Provided material
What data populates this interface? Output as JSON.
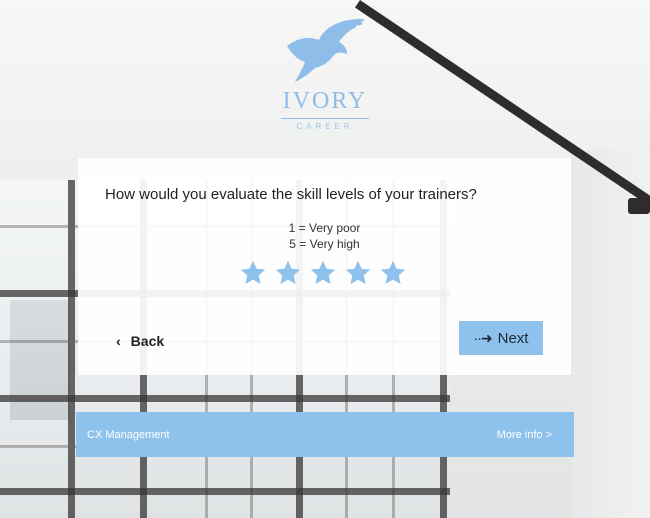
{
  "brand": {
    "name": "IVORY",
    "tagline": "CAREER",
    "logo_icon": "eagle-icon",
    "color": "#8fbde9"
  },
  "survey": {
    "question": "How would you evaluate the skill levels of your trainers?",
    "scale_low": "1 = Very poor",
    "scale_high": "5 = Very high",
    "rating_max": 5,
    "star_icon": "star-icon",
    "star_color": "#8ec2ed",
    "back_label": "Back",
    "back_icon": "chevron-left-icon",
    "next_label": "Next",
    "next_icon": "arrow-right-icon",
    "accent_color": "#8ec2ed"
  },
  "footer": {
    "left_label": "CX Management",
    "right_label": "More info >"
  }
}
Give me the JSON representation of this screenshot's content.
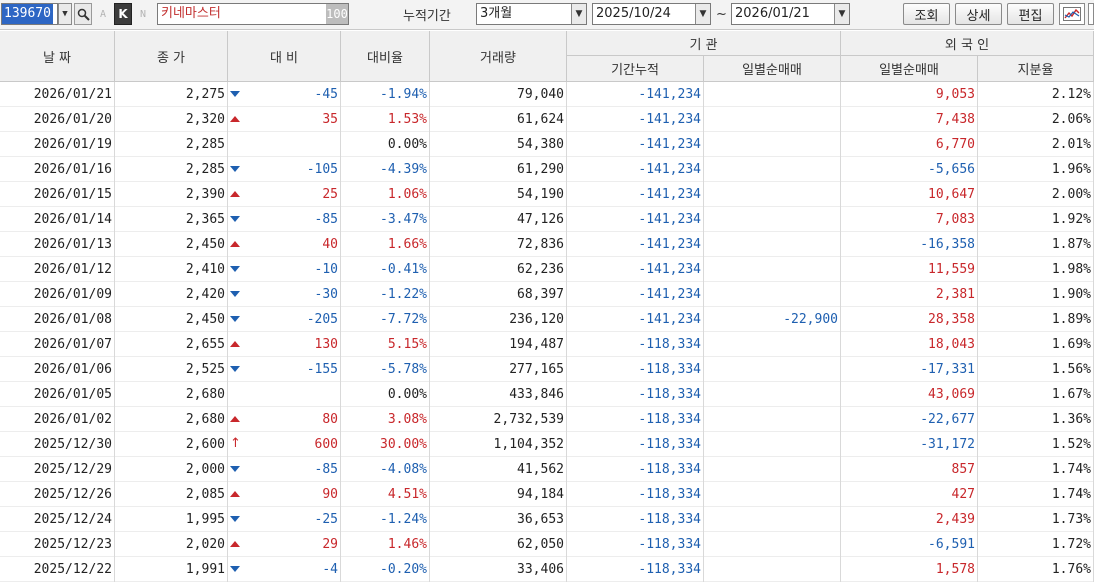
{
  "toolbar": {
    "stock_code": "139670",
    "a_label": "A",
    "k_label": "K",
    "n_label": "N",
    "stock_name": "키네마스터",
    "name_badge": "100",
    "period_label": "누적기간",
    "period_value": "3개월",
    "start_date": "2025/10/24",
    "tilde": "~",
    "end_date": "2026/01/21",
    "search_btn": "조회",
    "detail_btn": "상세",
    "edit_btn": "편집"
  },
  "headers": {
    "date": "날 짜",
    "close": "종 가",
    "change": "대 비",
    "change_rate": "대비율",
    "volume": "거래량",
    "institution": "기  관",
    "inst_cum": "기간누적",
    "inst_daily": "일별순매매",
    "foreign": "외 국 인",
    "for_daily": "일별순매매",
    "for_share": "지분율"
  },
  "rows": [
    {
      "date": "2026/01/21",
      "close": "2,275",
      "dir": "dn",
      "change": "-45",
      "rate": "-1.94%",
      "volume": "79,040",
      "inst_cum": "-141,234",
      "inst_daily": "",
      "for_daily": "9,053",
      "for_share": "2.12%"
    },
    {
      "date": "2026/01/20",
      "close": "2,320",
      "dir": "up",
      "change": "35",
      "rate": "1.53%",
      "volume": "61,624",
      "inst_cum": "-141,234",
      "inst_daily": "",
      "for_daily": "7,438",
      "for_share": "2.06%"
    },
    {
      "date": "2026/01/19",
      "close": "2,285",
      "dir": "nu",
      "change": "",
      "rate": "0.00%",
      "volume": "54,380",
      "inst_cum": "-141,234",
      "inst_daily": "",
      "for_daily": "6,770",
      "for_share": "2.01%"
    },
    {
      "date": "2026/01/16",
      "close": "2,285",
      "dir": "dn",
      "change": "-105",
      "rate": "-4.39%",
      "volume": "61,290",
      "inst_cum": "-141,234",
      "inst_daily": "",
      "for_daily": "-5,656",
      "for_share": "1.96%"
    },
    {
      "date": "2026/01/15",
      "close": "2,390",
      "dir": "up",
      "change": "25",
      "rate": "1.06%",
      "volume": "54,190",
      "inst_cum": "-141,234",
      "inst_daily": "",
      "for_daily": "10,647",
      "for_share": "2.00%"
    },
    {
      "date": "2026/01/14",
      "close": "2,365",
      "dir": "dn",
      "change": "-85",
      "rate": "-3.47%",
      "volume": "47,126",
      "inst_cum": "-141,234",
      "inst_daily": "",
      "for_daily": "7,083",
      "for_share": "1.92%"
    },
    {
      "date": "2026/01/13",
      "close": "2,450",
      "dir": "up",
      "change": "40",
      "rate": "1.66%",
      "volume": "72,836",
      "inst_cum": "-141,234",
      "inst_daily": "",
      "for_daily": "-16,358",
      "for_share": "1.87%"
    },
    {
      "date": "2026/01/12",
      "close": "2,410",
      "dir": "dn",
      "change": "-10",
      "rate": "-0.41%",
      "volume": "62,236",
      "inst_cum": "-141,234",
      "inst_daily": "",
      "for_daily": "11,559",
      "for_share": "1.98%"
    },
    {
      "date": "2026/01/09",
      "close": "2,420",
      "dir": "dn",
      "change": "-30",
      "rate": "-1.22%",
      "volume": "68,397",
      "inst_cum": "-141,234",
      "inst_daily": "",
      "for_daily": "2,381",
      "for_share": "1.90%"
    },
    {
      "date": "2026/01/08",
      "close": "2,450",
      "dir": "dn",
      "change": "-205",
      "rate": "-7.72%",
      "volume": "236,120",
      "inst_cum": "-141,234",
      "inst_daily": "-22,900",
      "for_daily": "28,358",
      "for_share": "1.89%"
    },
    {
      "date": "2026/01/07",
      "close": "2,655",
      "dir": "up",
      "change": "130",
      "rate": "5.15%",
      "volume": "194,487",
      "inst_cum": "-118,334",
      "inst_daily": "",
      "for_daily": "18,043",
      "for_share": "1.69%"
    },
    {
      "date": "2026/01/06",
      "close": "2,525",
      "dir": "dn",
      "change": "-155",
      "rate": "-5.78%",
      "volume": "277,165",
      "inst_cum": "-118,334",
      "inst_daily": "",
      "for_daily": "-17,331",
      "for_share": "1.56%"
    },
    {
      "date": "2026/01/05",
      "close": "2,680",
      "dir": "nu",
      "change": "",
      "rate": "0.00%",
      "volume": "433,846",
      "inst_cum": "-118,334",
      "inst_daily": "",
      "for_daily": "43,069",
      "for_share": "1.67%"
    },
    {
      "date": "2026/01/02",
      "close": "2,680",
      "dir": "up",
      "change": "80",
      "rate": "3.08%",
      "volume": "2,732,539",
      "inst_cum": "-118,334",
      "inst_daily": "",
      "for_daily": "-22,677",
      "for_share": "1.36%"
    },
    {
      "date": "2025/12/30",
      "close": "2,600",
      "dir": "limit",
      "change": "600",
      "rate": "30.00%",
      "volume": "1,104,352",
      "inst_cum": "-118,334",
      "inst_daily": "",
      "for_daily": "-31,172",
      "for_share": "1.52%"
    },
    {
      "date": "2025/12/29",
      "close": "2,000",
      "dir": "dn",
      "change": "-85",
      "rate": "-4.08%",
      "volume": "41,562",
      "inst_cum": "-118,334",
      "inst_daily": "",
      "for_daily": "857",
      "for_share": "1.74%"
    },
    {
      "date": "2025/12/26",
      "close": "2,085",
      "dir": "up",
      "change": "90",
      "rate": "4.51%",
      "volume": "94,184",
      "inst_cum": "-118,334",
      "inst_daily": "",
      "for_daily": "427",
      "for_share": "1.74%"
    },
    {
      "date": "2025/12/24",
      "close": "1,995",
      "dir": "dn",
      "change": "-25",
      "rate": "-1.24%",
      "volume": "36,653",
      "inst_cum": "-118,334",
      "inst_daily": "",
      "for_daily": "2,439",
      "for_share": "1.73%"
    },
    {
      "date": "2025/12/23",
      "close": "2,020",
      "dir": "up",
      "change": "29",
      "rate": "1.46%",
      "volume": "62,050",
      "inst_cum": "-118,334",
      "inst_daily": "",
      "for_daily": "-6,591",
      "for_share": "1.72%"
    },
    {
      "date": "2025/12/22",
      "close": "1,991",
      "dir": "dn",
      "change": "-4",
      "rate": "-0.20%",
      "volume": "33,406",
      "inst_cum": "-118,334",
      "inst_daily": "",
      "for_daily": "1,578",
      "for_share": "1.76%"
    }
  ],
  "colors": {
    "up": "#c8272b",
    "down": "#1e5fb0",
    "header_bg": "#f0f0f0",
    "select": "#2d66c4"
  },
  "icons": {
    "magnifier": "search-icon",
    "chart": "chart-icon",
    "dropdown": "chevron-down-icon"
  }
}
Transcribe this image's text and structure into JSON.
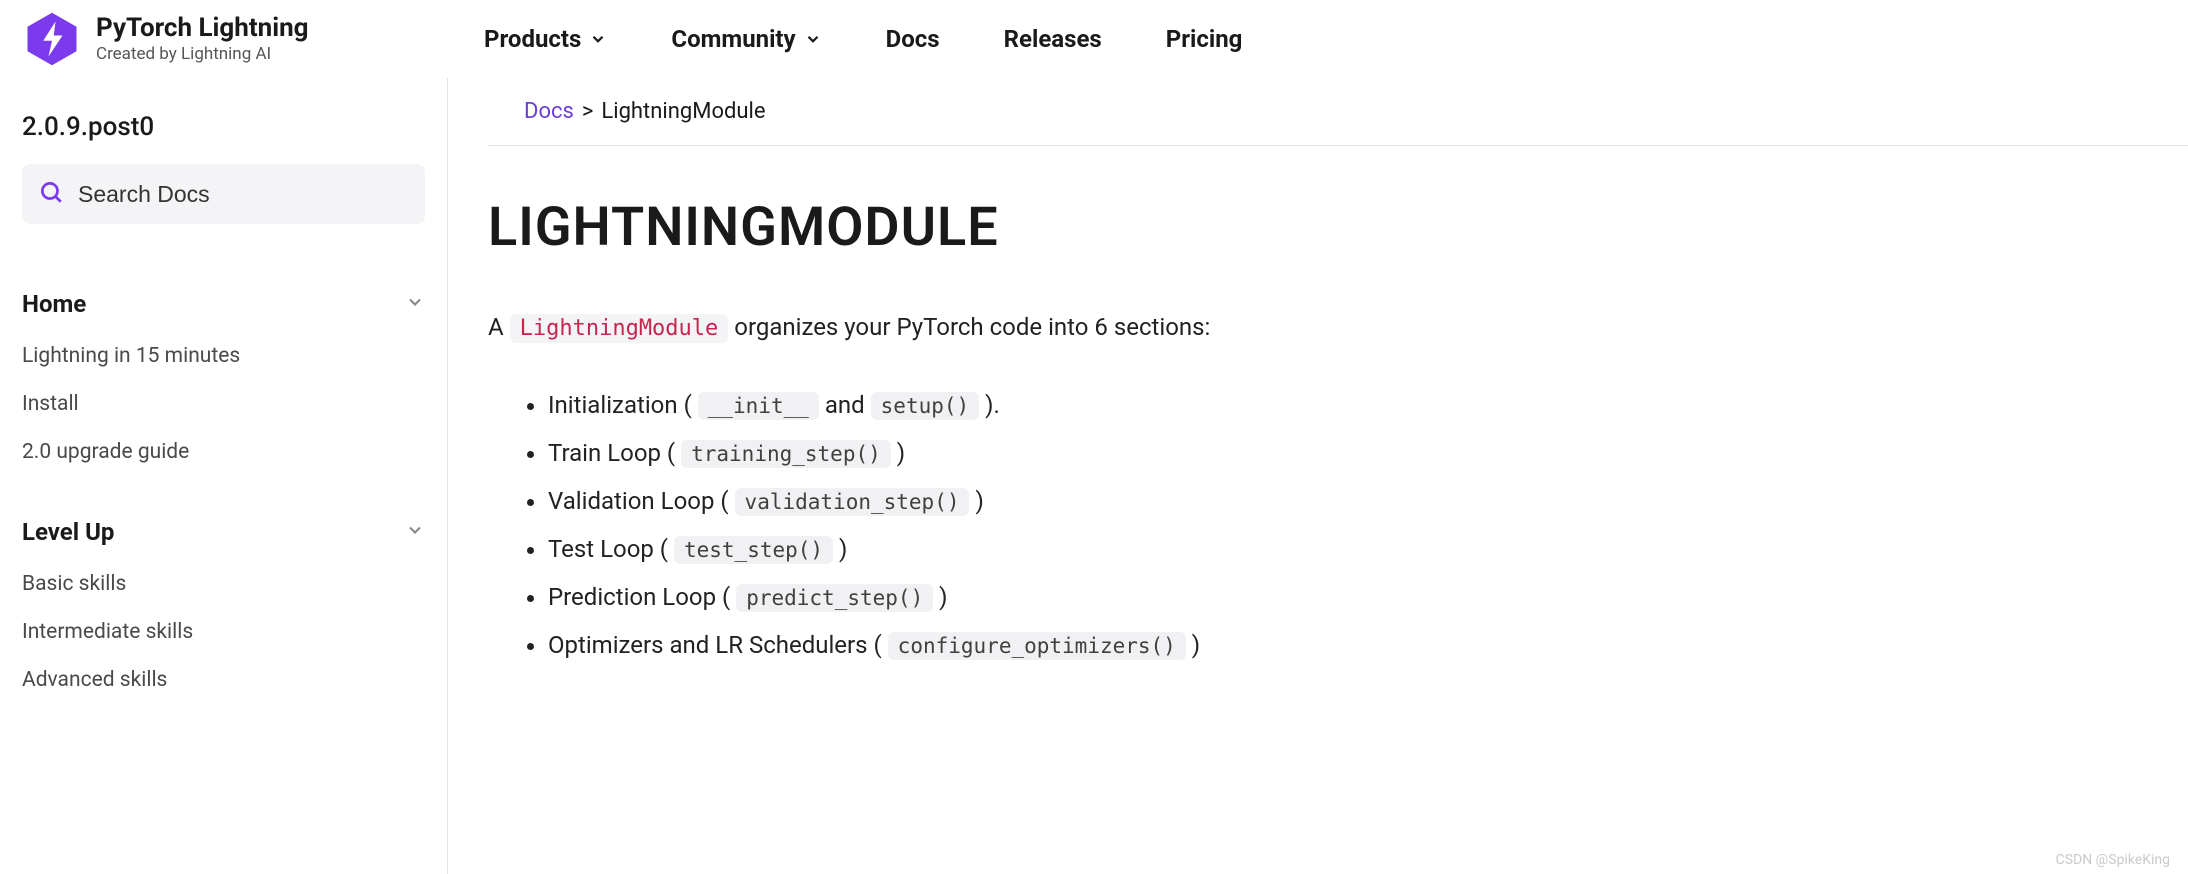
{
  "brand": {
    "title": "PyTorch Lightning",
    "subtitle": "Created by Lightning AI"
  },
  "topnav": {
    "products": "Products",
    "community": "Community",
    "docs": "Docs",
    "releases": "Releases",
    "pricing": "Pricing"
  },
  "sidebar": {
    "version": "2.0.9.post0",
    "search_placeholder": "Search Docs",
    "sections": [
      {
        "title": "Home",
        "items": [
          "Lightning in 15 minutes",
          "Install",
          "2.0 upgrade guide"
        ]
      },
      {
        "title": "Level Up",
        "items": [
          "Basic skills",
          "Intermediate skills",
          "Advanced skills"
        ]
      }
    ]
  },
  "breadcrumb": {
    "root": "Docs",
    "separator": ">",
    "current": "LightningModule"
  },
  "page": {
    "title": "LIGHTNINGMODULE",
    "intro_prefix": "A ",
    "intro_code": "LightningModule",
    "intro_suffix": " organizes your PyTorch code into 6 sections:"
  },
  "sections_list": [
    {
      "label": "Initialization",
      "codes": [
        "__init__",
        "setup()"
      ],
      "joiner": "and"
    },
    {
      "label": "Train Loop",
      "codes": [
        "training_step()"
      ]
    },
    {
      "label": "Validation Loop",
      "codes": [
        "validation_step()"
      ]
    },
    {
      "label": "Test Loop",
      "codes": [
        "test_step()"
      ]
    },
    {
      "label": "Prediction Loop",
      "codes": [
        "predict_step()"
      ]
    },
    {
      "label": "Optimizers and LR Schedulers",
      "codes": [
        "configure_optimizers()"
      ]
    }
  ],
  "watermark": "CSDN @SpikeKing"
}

Objective
The lines to repeat run from the line containing "Transcribe this image's" through the last line of the material above; give them exactly, without the pictures.

Worked solution
Transcribe this image's text and structure into JSON.
{
  "brand": {
    "title": "PyTorch Lightning",
    "subtitle": "Created by Lightning AI"
  },
  "topnav": {
    "products": "Products",
    "community": "Community",
    "docs": "Docs",
    "releases": "Releases",
    "pricing": "Pricing"
  },
  "sidebar": {
    "version": "2.0.9.post0",
    "search_placeholder": "Search Docs",
    "sections": [
      {
        "title": "Home",
        "items": [
          "Lightning in 15 minutes",
          "Install",
          "2.0 upgrade guide"
        ]
      },
      {
        "title": "Level Up",
        "items": [
          "Basic skills",
          "Intermediate skills",
          "Advanced skills"
        ]
      }
    ]
  },
  "breadcrumb": {
    "root": "Docs",
    "separator": ">",
    "current": "LightningModule"
  },
  "page": {
    "title": "LIGHTNINGMODULE",
    "intro_prefix": "A ",
    "intro_code": "LightningModule",
    "intro_suffix": " organizes your PyTorch code into 6 sections:"
  },
  "sections_list": [
    {
      "label": "Initialization",
      "codes": [
        "__init__",
        "setup()"
      ],
      "joiner": "and"
    },
    {
      "label": "Train Loop",
      "codes": [
        "training_step()"
      ]
    },
    {
      "label": "Validation Loop",
      "codes": [
        "validation_step()"
      ]
    },
    {
      "label": "Test Loop",
      "codes": [
        "test_step()"
      ]
    },
    {
      "label": "Prediction Loop",
      "codes": [
        "predict_step()"
      ]
    },
    {
      "label": "Optimizers and LR Schedulers",
      "codes": [
        "configure_optimizers()"
      ]
    }
  ],
  "watermark": "CSDN @SpikeKing"
}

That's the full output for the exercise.